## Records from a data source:
┏━━

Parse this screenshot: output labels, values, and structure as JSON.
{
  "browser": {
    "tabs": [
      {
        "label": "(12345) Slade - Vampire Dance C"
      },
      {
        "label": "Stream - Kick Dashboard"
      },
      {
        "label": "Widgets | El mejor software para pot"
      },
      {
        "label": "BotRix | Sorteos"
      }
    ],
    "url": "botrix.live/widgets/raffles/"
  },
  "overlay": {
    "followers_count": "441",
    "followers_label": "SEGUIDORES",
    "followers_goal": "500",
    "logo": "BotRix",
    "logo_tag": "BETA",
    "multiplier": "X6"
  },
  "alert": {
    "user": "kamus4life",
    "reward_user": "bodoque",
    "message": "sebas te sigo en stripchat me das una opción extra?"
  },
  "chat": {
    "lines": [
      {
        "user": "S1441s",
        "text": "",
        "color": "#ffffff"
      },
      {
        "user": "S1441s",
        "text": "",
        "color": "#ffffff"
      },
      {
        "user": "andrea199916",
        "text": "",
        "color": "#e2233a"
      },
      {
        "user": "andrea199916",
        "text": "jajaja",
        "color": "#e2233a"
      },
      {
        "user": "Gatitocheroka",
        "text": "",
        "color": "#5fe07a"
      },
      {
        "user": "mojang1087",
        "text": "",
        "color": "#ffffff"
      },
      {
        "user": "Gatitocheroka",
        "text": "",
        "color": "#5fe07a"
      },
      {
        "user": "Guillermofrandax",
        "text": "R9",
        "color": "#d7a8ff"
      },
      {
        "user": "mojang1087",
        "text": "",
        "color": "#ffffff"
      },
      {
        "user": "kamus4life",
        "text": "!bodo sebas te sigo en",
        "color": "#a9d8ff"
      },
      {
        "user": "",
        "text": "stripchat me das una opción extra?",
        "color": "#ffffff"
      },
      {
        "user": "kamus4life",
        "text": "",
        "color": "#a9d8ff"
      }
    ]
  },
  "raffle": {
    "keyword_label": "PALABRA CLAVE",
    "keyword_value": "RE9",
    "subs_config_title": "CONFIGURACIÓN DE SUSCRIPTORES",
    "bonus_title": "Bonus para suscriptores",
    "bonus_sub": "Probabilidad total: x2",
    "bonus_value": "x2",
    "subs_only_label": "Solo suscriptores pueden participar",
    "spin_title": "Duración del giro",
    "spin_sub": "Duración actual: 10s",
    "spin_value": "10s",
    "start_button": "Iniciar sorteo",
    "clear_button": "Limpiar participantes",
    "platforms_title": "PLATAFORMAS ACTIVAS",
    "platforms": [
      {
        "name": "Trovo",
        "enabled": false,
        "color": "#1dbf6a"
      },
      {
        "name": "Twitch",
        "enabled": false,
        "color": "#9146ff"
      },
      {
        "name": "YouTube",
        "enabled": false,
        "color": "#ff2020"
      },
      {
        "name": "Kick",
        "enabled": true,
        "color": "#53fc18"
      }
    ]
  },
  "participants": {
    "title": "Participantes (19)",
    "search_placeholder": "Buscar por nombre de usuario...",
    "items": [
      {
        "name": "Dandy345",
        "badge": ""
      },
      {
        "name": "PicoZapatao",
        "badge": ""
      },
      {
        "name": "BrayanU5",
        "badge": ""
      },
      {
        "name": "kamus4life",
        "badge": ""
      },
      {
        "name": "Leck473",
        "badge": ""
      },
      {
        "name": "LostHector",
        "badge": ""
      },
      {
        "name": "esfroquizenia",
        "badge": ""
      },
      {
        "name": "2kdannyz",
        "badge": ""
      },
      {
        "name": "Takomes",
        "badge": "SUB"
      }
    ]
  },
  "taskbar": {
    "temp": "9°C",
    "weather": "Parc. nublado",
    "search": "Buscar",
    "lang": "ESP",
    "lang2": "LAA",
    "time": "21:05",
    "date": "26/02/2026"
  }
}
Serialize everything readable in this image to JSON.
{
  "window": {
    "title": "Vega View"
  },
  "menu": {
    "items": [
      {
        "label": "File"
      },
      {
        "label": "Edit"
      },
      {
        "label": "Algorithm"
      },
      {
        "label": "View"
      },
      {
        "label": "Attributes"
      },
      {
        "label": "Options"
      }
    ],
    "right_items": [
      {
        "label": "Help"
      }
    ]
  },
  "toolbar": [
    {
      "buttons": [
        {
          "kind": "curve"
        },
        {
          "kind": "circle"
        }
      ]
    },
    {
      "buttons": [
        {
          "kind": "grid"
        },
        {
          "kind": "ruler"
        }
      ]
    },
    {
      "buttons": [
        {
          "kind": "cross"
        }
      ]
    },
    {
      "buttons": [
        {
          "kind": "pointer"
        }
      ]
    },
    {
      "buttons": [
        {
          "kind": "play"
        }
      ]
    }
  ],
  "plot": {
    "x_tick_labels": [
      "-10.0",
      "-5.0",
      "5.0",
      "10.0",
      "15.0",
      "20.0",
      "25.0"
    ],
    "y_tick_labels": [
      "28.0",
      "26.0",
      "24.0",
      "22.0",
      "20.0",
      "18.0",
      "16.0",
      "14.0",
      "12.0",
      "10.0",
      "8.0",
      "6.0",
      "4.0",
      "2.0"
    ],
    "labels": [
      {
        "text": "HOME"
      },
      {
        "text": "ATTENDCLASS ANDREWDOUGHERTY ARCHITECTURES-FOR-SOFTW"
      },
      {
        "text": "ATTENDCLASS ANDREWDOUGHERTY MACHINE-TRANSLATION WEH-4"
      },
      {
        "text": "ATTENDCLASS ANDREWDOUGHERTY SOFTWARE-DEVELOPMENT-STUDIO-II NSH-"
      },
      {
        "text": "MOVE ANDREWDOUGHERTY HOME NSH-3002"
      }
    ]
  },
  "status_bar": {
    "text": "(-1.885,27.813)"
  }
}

┗━━

## Your instructions:
Give the number of lines in the entries that hold the word "extra", and nothing else.

## Result below:
2